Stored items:

——

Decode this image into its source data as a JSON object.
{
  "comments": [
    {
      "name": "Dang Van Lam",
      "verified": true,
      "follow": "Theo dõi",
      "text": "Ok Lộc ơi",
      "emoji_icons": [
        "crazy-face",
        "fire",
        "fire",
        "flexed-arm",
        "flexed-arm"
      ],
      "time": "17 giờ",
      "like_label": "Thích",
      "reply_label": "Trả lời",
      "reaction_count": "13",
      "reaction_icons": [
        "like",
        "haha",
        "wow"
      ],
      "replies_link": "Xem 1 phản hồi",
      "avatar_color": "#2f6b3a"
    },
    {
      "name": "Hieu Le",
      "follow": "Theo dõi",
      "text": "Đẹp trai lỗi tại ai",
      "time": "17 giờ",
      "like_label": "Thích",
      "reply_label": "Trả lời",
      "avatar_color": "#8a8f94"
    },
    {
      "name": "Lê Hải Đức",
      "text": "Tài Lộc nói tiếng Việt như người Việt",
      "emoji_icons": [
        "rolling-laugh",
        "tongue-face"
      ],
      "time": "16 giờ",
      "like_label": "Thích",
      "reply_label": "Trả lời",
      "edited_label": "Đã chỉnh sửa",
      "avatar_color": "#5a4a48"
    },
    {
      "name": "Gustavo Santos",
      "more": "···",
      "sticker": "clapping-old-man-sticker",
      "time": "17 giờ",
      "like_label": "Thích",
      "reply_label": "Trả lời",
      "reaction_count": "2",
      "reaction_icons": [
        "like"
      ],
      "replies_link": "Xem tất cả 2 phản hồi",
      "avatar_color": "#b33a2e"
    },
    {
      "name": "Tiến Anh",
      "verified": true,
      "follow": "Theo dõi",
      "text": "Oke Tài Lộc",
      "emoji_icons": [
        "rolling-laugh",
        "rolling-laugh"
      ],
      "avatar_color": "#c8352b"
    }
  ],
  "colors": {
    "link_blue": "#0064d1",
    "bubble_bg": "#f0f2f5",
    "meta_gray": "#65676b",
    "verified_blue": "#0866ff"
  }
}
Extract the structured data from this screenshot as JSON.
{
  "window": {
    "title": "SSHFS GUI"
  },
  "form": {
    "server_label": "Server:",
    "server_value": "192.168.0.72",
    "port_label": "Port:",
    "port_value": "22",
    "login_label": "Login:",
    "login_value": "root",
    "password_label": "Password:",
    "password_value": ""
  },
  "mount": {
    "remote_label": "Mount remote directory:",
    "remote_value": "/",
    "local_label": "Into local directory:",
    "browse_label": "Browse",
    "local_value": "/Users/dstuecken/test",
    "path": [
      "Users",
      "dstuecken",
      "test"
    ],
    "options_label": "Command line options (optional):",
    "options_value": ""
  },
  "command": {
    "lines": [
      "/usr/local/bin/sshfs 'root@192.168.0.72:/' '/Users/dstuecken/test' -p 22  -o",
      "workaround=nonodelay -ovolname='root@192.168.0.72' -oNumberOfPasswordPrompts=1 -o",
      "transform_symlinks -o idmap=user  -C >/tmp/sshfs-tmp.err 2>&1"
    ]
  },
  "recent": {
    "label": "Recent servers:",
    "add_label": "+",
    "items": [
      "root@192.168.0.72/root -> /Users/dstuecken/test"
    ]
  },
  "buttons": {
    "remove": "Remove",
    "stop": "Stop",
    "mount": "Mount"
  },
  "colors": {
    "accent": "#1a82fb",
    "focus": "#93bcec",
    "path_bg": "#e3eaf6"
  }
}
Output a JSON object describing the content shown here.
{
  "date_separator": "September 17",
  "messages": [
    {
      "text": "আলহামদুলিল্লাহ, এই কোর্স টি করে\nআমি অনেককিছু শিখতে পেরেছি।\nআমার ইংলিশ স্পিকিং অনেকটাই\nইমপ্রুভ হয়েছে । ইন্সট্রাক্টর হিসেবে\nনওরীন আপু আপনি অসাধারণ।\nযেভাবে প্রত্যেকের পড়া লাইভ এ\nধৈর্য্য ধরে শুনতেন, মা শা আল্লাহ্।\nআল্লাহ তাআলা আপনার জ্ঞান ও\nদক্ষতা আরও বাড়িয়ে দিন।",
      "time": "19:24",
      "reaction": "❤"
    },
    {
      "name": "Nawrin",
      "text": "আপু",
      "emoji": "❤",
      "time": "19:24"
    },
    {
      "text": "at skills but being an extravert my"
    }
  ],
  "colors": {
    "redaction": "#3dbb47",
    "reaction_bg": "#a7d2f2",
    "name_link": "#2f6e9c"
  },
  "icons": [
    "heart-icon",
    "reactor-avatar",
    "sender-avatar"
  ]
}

——

WHAT TO DO — Repeat each of the entries above precisely as given.

OUTPUT —
Decode this image into its source data as a JSON object.
{
  "comments": [
    {
      "name": "Dang Van Lam",
      "verified": true,
      "follow": "Theo dõi",
      "text": "Ok Lộc ơi",
      "emoji_icons": [
        "crazy-face",
        "fire",
        "fire",
        "flexed-arm",
        "flexed-arm"
      ],
      "time": "17 giờ",
      "like_label": "Thích",
      "reply_label": "Trả lời",
      "reaction_count": "13",
      "reaction_icons": [
        "like",
        "haha",
        "wow"
      ],
      "replies_link": "Xem 1 phản hồi",
      "avatar_color": "#2f6b3a"
    },
    {
      "name": "Hieu Le",
      "follow": "Theo dõi",
      "text": "Đẹp trai lỗi tại ai",
      "time": "17 giờ",
      "like_label": "Thích",
      "reply_label": "Trả lời",
      "avatar_color": "#8a8f94"
    },
    {
      "name": "Lê Hải Đức",
      "text": "Tài Lộc nói tiếng Việt như người Việt",
      "emoji_icons": [
        "rolling-laugh",
        "tongue-face"
      ],
      "time": "16 giờ",
      "like_label": "Thích",
      "reply_label": "Trả lời",
      "edited_label": "Đã chỉnh sửa",
      "avatar_color": "#5a4a48"
    },
    {
      "name": "Gustavo Santos",
      "more": "···",
      "sticker": "clapping-old-man-sticker",
      "time": "17 giờ",
      "like_label": "Thích",
      "reply_label": "Trả lời",
      "reaction_count": "2",
      "reaction_icons": [
        "like"
      ],
      "replies_link": "Xem tất cả 2 phản hồi",
      "avatar_color": "#b33a2e"
    },
    {
      "name": "Tiến Anh",
      "verified": true,
      "follow": "Theo dõi",
      "text": "Oke Tài Lộc",
      "emoji_icons": [
        "rolling-laugh",
        "rolling-laugh"
      ],
      "avatar_color": "#c8352b"
    }
  ],
  "colors": {
    "link_blue": "#0064d1",
    "bubble_bg": "#f0f2f5",
    "meta_gray": "#65676b",
    "verified_blue": "#0866ff"
  }
}
Extract the structured data from this screenshot as JSON.
{
  "window": {
    "title": "SSHFS GUI"
  },
  "form": {
    "server_label": "Server:",
    "server_value": "192.168.0.72",
    "port_label": "Port:",
    "port_value": "22",
    "login_label": "Login:",
    "login_value": "root",
    "password_label": "Password:",
    "password_value": ""
  },
  "mount": {
    "remote_label": "Mount remote directory:",
    "remote_value": "/",
    "local_label": "Into local directory:",
    "browse_label": "Browse",
    "local_value": "/Users/dstuecken/test",
    "path": [
      "Users",
      "dstuecken",
      "test"
    ],
    "options_label": "Command line options (optional):",
    "options_value": ""
  },
  "command": {
    "lines": [
      "/usr/local/bin/sshfs 'root@192.168.0.72:/' '/Users/dstuecken/test' -p 22  -o",
      "workaround=nonodelay -ovolname='root@192.168.0.72' -oNumberOfPasswordPrompts=1 -o",
      "transform_symlinks -o idmap=user  -C >/tmp/sshfs-tmp.err 2>&1"
    ]
  },
  "recent": {
    "label": "Recent servers:",
    "add_label": "+",
    "items": [
      "root@192.168.0.72/root -> /Users/dstuecken/test"
    ]
  },
  "buttons": {
    "remove": "Remove",
    "stop": "Stop",
    "mount": "Mount"
  },
  "colors": {
    "accent": "#1a82fb",
    "focus": "#93bcec",
    "path_bg": "#e3eaf6"
  }
}
Output a JSON object describing the content shown here.
{
  "date_separator": "September 17",
  "messages": [
    {
      "text": "আলহামদুলিল্লাহ, এই কোর্স টি করে\nআমি অনেককিছু শিখতে পেরেছি।\nআমার ইংলিশ স্পিকিং অনেকটাই\nইমপ্রুভ হয়েছে । ইন্সট্রাক্টর হিসেবে\nনওরীন আপু আপনি অসাধারণ।\nযেভাবে প্রত্যেকের পড়া লাইভ এ\nধৈর্য্য ধরে শুনতেন, মা শা আল্লাহ্।\nআল্লাহ তাআলা আপনার জ্ঞান ও\nদক্ষতা আরও বাড়িয়ে দিন।",
      "time": "19:24",
      "reaction": "❤"
    },
    {
      "name": "Nawrin",
      "text": "আপু",
      "emoji": "❤",
      "time": "19:24"
    },
    {
      "text": "at skills but being an extravert my"
    }
  ],
  "colors": {
    "redaction": "#3dbb47",
    "reaction_bg": "#a7d2f2",
    "name_link": "#2f6e9c"
  },
  "icons": [
    "heart-icon",
    "reactor-avatar",
    "sender-avatar"
  ]
}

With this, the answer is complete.